====== DATASET ENTRIES
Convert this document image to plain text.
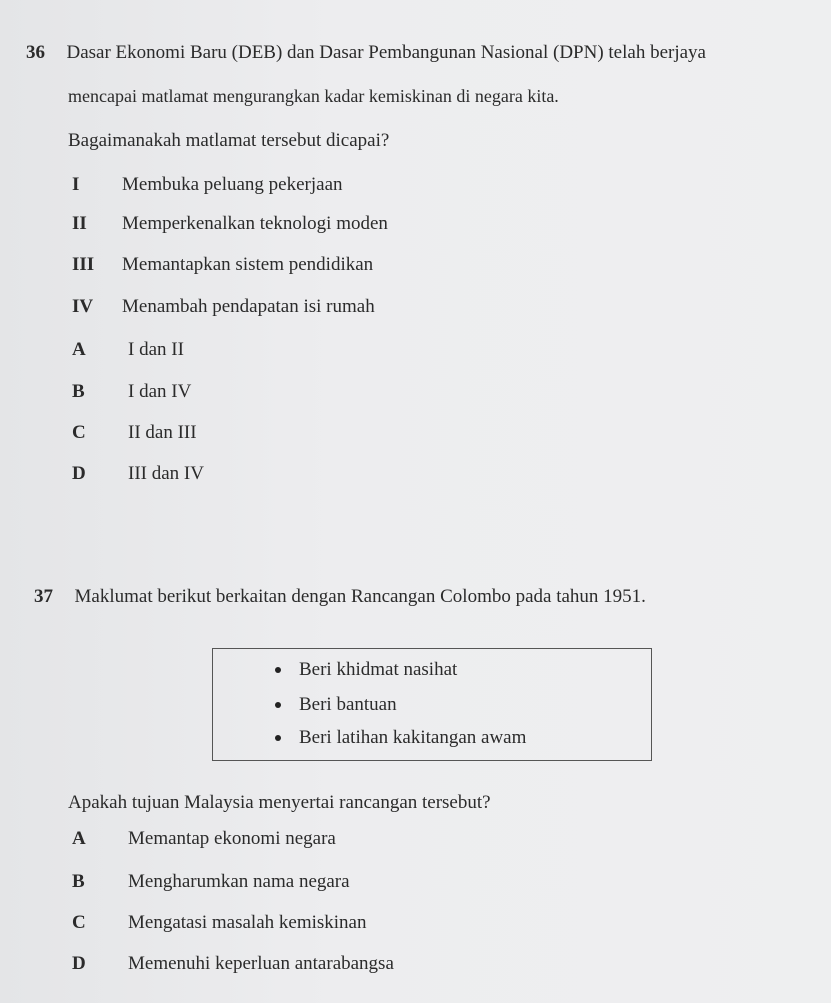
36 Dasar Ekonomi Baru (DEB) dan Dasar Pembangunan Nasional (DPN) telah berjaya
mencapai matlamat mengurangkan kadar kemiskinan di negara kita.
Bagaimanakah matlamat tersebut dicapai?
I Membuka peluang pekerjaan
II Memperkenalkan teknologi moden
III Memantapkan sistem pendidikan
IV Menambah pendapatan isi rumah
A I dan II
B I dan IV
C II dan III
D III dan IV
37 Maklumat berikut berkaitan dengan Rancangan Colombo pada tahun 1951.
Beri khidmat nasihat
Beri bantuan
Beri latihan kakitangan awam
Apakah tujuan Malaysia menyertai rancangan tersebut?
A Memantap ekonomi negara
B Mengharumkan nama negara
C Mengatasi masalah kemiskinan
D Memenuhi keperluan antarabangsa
============
====== DATASET ENTRIES
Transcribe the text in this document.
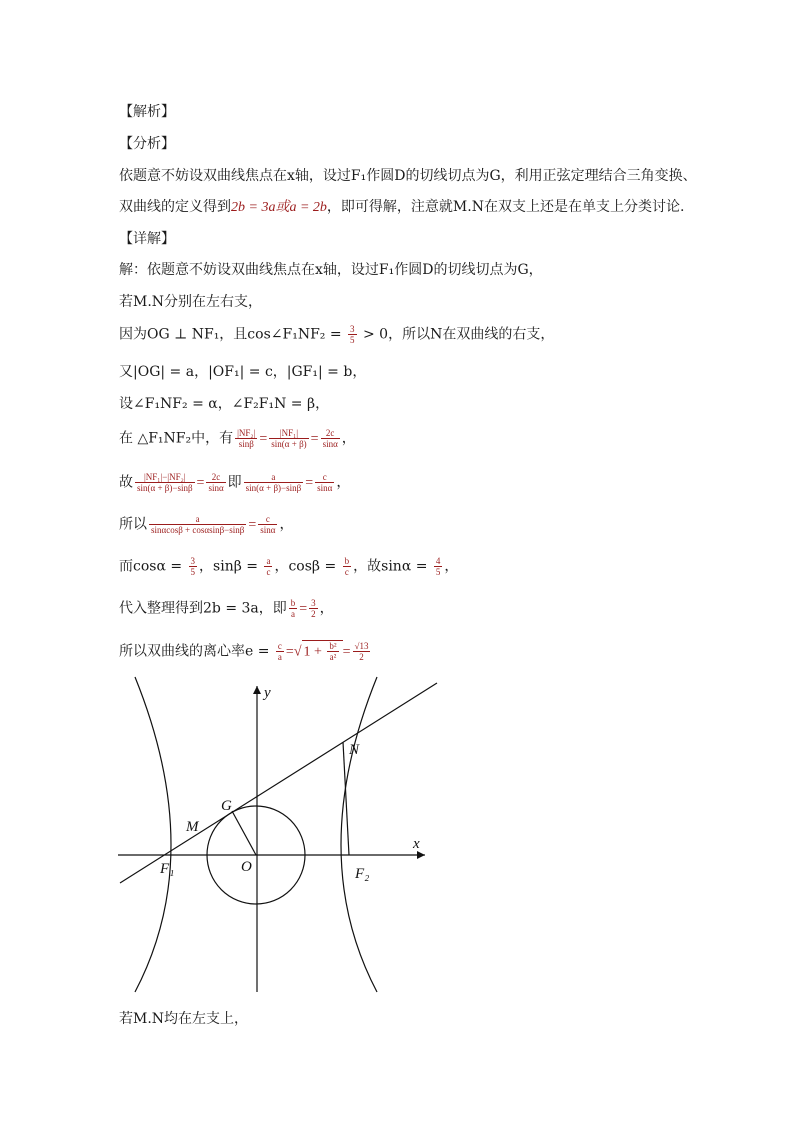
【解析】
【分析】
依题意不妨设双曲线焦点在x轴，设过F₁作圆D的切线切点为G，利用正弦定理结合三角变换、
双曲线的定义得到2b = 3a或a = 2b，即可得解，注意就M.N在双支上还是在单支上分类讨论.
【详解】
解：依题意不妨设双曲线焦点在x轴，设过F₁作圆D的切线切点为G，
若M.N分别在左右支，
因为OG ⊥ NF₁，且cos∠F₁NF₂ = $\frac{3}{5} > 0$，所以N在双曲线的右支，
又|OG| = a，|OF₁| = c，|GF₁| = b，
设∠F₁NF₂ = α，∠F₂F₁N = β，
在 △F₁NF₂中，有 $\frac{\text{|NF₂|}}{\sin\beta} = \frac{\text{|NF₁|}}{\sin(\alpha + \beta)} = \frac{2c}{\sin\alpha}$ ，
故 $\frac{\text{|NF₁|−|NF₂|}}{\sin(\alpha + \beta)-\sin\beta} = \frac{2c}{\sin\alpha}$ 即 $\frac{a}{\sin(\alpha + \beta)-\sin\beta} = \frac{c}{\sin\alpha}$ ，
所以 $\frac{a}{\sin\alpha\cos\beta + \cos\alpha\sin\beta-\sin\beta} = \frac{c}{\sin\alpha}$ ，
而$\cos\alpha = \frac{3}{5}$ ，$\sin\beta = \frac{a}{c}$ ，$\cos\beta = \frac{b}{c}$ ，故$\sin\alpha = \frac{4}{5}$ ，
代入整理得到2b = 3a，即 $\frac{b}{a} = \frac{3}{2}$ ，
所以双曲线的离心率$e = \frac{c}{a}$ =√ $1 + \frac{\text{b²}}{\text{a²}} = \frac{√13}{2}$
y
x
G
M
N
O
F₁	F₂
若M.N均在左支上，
============
WHAT IS REQUIRED: Show each line in the entries that holds the string "alpha".

COMPLETED EXERCISE:
在 △F₁NF₂中，有 $\frac{\text{|NF₂|}}{\sin\beta} = \frac{\text{|NF₁|}}{\sin(\alpha + \beta)} = \frac{2c}{\sin\alpha}$ ，
故 $\frac{\text{|NF₁|−|NF₂|}}{\sin(\alpha + \beta)-\sin\beta} = \frac{2c}{\sin\alpha}$ 即 $\frac{a}{\sin(\alpha + \beta)-\sin\beta} = \frac{c}{\sin\alpha}$ ，
所以 $\frac{a}{\sin\alpha\cos\beta + \cos\alpha\sin\beta-\sin\beta} = \frac{c}{\sin\alpha}$ ，
而$\cos\alpha = \frac{3}{5}$ ，$\sin\beta = \frac{a}{c}$ ，$\cos\beta = \frac{b}{c}$ ，故$\sin\alpha = \frac{4}{5}$ ，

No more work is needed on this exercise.